§ **Written exercise**: Reproduce all the lines exactly as they stand, apart from the pictures.

§ **Information given**:
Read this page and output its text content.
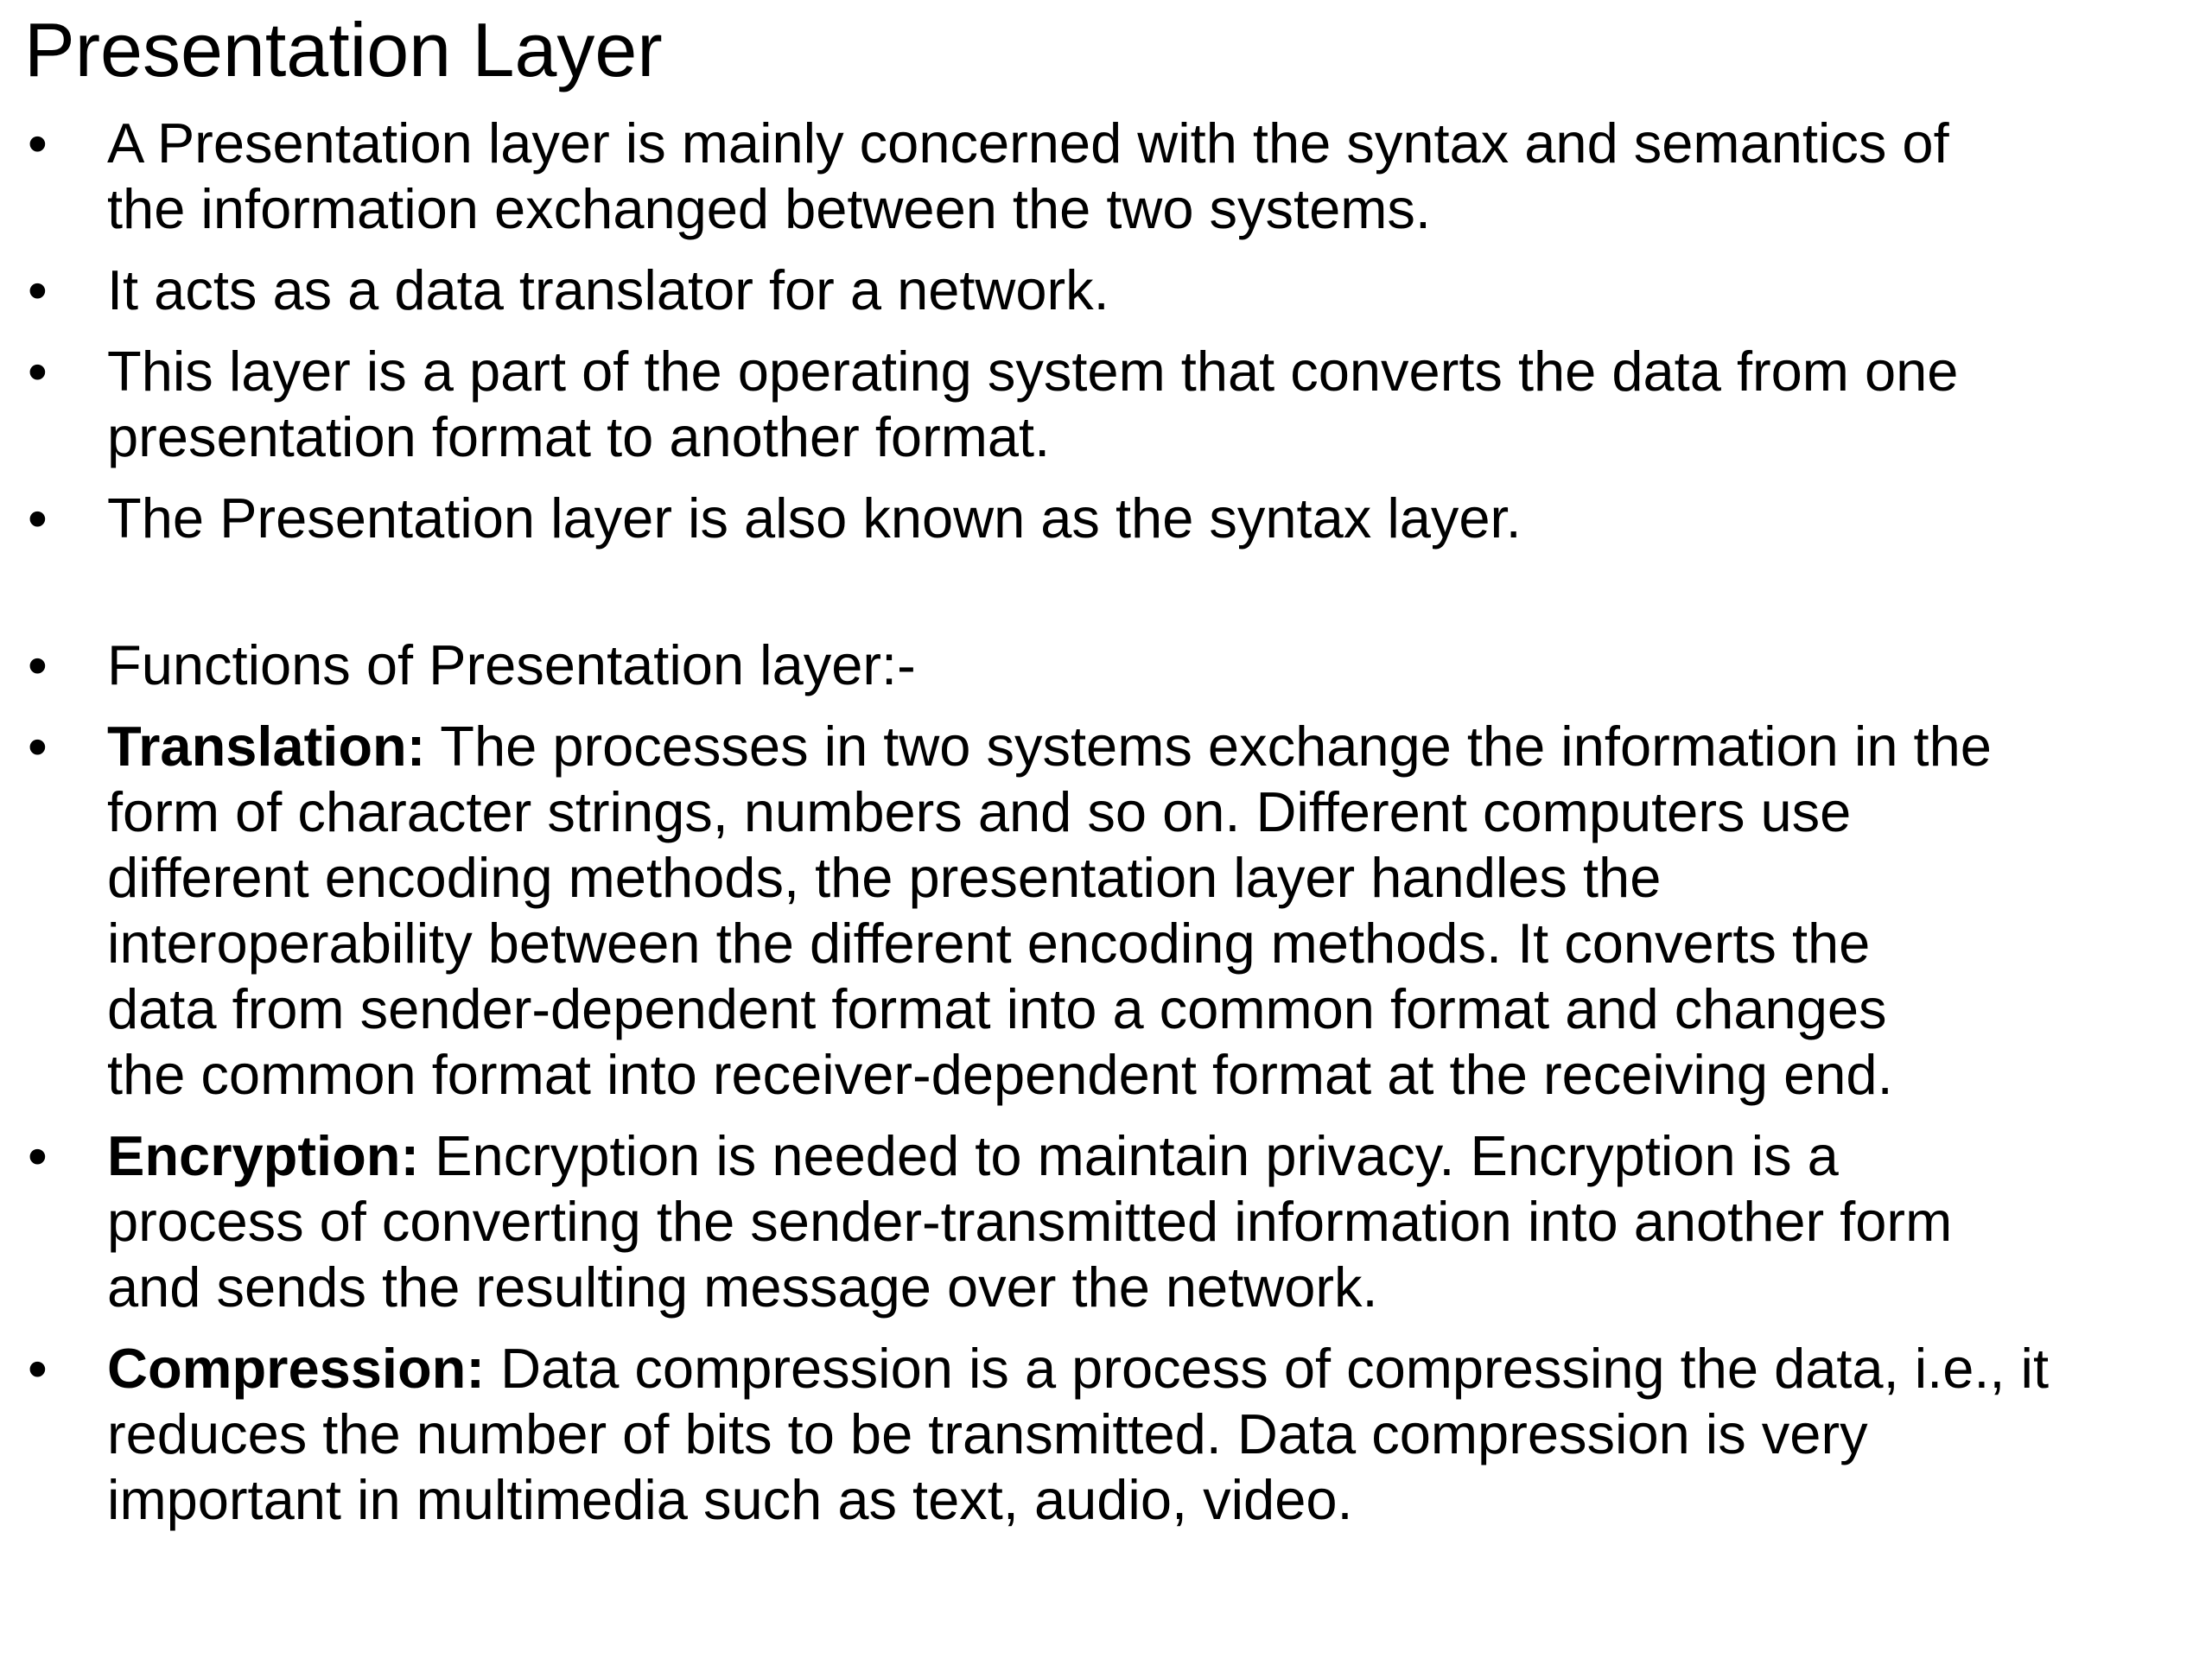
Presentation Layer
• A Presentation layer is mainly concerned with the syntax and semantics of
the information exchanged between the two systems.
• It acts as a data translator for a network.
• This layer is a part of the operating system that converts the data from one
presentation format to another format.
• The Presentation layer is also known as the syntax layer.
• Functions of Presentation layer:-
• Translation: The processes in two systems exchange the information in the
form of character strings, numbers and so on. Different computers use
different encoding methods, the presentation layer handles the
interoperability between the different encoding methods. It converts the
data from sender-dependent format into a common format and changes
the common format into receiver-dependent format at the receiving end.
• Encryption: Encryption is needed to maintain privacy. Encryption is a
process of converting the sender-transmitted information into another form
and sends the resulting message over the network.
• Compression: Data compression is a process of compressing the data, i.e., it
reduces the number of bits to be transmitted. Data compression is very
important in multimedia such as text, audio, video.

§ **Result of this task**:
Read this page and output its text content.
Presentation Layer
• A Presentation layer is mainly concerned with the syntax and semantics of
the information exchanged between the two systems.
• It acts as a data translator for a network.
• This layer is a part of the operating system that converts the data from one
presentation format to another format.
• The Presentation layer is also known as the syntax layer.
• Functions of Presentation layer:-
• Translation: The processes in two systems exchange the information in the
form of character strings, numbers and so on. Different computers use
different encoding methods, the presentation layer handles the
interoperability between the different encoding methods. It converts the
data from sender-dependent format into a common format and changes
the common format into receiver-dependent format at the receiving end.
• Encryption: Encryption is needed to maintain privacy. Encryption is a
process of converting the sender-transmitted information into another form
and sends the resulting message over the network.
• Compression: Data compression is a process of compressing the data, i.e., it
reduces the number of bits to be transmitted. Data compression is very
important in multimedia such as text, audio, video.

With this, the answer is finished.